To be done ::
Every entry here needs to be repeated exactly.

** Start **

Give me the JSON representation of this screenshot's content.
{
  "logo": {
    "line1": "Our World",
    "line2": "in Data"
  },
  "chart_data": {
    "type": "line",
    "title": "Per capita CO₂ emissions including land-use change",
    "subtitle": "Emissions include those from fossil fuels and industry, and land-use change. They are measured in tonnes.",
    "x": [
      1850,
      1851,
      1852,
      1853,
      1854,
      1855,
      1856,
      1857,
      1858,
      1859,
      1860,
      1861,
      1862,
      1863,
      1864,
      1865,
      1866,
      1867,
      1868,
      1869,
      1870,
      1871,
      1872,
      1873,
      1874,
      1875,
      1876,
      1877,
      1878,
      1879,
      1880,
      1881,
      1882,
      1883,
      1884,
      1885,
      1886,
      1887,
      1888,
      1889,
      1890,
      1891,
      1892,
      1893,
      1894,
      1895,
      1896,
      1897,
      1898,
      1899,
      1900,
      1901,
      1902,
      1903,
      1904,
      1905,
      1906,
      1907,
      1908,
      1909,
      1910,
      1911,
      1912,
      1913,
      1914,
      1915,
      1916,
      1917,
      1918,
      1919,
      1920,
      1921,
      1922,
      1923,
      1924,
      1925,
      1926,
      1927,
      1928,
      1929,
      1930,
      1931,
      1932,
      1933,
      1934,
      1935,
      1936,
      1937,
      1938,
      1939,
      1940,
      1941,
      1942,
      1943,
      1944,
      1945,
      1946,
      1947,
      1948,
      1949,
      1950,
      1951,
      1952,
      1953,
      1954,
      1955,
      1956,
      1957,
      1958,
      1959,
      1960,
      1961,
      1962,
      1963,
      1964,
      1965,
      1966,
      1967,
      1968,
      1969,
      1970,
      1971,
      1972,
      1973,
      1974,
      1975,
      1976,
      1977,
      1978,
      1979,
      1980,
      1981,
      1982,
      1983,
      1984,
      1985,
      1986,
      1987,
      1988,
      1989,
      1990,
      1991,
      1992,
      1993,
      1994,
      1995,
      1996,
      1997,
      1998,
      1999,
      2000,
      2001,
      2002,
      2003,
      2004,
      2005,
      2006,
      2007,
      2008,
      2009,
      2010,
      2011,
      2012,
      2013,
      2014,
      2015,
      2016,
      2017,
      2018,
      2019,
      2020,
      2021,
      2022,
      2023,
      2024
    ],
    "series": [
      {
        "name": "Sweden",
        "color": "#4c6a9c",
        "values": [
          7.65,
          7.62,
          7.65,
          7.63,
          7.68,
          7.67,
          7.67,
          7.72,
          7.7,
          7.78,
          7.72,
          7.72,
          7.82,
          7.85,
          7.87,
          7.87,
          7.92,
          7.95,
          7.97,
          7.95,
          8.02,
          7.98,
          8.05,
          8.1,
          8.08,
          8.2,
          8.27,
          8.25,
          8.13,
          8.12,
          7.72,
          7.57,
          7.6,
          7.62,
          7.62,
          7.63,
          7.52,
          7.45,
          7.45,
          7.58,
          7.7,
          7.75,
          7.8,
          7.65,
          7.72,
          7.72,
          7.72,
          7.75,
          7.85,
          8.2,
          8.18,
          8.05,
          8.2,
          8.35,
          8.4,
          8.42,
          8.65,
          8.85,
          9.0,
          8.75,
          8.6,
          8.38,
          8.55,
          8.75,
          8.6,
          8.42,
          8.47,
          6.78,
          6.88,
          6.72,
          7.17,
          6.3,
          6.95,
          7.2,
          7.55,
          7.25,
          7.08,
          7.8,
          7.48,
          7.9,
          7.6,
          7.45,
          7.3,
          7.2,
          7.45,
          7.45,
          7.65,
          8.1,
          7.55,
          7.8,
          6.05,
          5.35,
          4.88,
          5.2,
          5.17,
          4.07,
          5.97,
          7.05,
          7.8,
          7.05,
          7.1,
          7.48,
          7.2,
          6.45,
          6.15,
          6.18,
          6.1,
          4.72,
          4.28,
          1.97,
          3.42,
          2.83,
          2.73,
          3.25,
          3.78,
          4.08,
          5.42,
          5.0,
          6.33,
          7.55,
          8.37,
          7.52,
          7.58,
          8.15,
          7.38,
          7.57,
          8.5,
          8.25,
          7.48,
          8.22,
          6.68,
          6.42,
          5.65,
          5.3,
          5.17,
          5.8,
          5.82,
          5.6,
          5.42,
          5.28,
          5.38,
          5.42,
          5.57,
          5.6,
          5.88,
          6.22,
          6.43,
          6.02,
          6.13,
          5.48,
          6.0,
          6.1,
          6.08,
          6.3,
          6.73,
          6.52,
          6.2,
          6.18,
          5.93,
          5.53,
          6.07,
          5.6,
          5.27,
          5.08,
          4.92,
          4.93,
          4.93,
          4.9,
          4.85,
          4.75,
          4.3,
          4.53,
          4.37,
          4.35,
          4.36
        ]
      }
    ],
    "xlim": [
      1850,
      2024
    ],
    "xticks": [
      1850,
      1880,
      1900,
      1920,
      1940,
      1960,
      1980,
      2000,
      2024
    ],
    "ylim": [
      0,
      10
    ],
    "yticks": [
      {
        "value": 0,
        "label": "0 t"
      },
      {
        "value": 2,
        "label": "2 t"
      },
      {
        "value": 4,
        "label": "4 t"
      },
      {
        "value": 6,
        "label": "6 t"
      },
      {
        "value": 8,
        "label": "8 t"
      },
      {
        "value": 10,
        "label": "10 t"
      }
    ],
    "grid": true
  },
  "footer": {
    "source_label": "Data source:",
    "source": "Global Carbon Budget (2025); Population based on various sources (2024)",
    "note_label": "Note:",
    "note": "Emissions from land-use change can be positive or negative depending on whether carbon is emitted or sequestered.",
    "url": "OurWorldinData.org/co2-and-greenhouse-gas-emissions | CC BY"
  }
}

** End **

Task output ::
Give me the JSON representation of this screenshot's content.
{
  "logo": {
    "line1": "Our World",
    "line2": "in Data"
  },
  "chart_data": {
    "type": "line",
    "title": "Per capita CO₂ emissions including land-use change",
    "subtitle": "Emissions include those from fossil fuels and industry, and land-use change. They are measured in tonnes.",
    "x": [
      1850,
      1851,
      1852,
      1853,
      1854,
      1855,
      1856,
      1857,
      1858,
      1859,
      1860,
      1861,
      1862,
      1863,
      1864,
      1865,
      1866,
      1867,
      1868,
      1869,
      1870,
      1871,
      1872,
      1873,
      1874,
      1875,
      1876,
      1877,
      1878,
      1879,
      1880,
      1881,
      1882,
      1883,
      1884,
      1885,
      1886,
      1887,
      1888,
      1889,
      1890,
      1891,
      1892,
      1893,
      1894,
      1895,
      1896,
      1897,
      1898,
      1899,
      1900,
      1901,
      1902,
      1903,
      1904,
      1905,
      1906,
      1907,
      1908,
      1909,
      1910,
      1911,
      1912,
      1913,
      1914,
      1915,
      1916,
      1917,
      1918,
      1919,
      1920,
      1921,
      1922,
      1923,
      1924,
      1925,
      1926,
      1927,
      1928,
      1929,
      1930,
      1931,
      1932,
      1933,
      1934,
      1935,
      1936,
      1937,
      1938,
      1939,
      1940,
      1941,
      1942,
      1943,
      1944,
      1945,
      1946,
      1947,
      1948,
      1949,
      1950,
      1951,
      1952,
      1953,
      1954,
      1955,
      1956,
      1957,
      1958,
      1959,
      1960,
      1961,
      1962,
      1963,
      1964,
      1965,
      1966,
      1967,
      1968,
      1969,
      1970,
      1971,
      1972,
      1973,
      1974,
      1975,
      1976,
      1977,
      1978,
      1979,
      1980,
      1981,
      1982,
      1983,
      1984,
      1985,
      1986,
      1987,
      1988,
      1989,
      1990,
      1991,
      1992,
      1993,
      1994,
      1995,
      1996,
      1997,
      1998,
      1999,
      2000,
      2001,
      2002,
      2003,
      2004,
      2005,
      2006,
      2007,
      2008,
      2009,
      2010,
      2011,
      2012,
      2013,
      2014,
      2015,
      2016,
      2017,
      2018,
      2019,
      2020,
      2021,
      2022,
      2023,
      2024
    ],
    "series": [
      {
        "name": "Sweden",
        "color": "#4c6a9c",
        "values": [
          7.65,
          7.62,
          7.65,
          7.63,
          7.68,
          7.67,
          7.67,
          7.72,
          7.7,
          7.78,
          7.72,
          7.72,
          7.82,
          7.85,
          7.87,
          7.87,
          7.92,
          7.95,
          7.97,
          7.95,
          8.02,
          7.98,
          8.05,
          8.1,
          8.08,
          8.2,
          8.27,
          8.25,
          8.13,
          8.12,
          7.72,
          7.57,
          7.6,
          7.62,
          7.62,
          7.63,
          7.52,
          7.45,
          7.45,
          7.58,
          7.7,
          7.75,
          7.8,
          7.65,
          7.72,
          7.72,
          7.72,
          7.75,
          7.85,
          8.2,
          8.18,
          8.05,
          8.2,
          8.35,
          8.4,
          8.42,
          8.65,
          8.85,
          9.0,
          8.75,
          8.6,
          8.38,
          8.55,
          8.75,
          8.6,
          8.42,
          8.47,
          6.78,
          6.88,
          6.72,
          7.17,
          6.3,
          6.95,
          7.2,
          7.55,
          7.25,
          7.08,
          7.8,
          7.48,
          7.9,
          7.6,
          7.45,
          7.3,
          7.2,
          7.45,
          7.45,
          7.65,
          8.1,
          7.55,
          7.8,
          6.05,
          5.35,
          4.88,
          5.2,
          5.17,
          4.07,
          5.97,
          7.05,
          7.8,
          7.05,
          7.1,
          7.48,
          7.2,
          6.45,
          6.15,
          6.18,
          6.1,
          4.72,
          4.28,
          1.97,
          3.42,
          2.83,
          2.73,
          3.25,
          3.78,
          4.08,
          5.42,
          5.0,
          6.33,
          7.55,
          8.37,
          7.52,
          7.58,
          8.15,
          7.38,
          7.57,
          8.5,
          8.25,
          7.48,
          8.22,
          6.68,
          6.42,
          5.65,
          5.3,
          5.17,
          5.8,
          5.82,
          5.6,
          5.42,
          5.28,
          5.38,
          5.42,
          5.57,
          5.6,
          5.88,
          6.22,
          6.43,
          6.02,
          6.13,
          5.48,
          6.0,
          6.1,
          6.08,
          6.3,
          6.73,
          6.52,
          6.2,
          6.18,
          5.93,
          5.53,
          6.07,
          5.6,
          5.27,
          5.08,
          4.92,
          4.93,
          4.93,
          4.9,
          4.85,
          4.75,
          4.3,
          4.53,
          4.37,
          4.35,
          4.36
        ]
      }
    ],
    "xlim": [
      1850,
      2024
    ],
    "xticks": [
      1850,
      1880,
      1900,
      1920,
      1940,
      1960,
      1980,
      2000,
      2024
    ],
    "ylim": [
      0,
      10
    ],
    "yticks": [
      {
        "value": 0,
        "label": "0 t"
      },
      {
        "value": 2,
        "label": "2 t"
      },
      {
        "value": 4,
        "label": "4 t"
      },
      {
        "value": 6,
        "label": "6 t"
      },
      {
        "value": 8,
        "label": "8 t"
      },
      {
        "value": 10,
        "label": "10 t"
      }
    ],
    "grid": true
  },
  "footer": {
    "source_label": "Data source:",
    "source": "Global Carbon Budget (2025); Population based on various sources (2024)",
    "note_label": "Note:",
    "note": "Emissions from land-use change can be positive or negative depending on whether carbon is emitted or sequestered.",
    "url": "OurWorldinData.org/co2-and-greenhouse-gas-emissions | CC BY"
  }
}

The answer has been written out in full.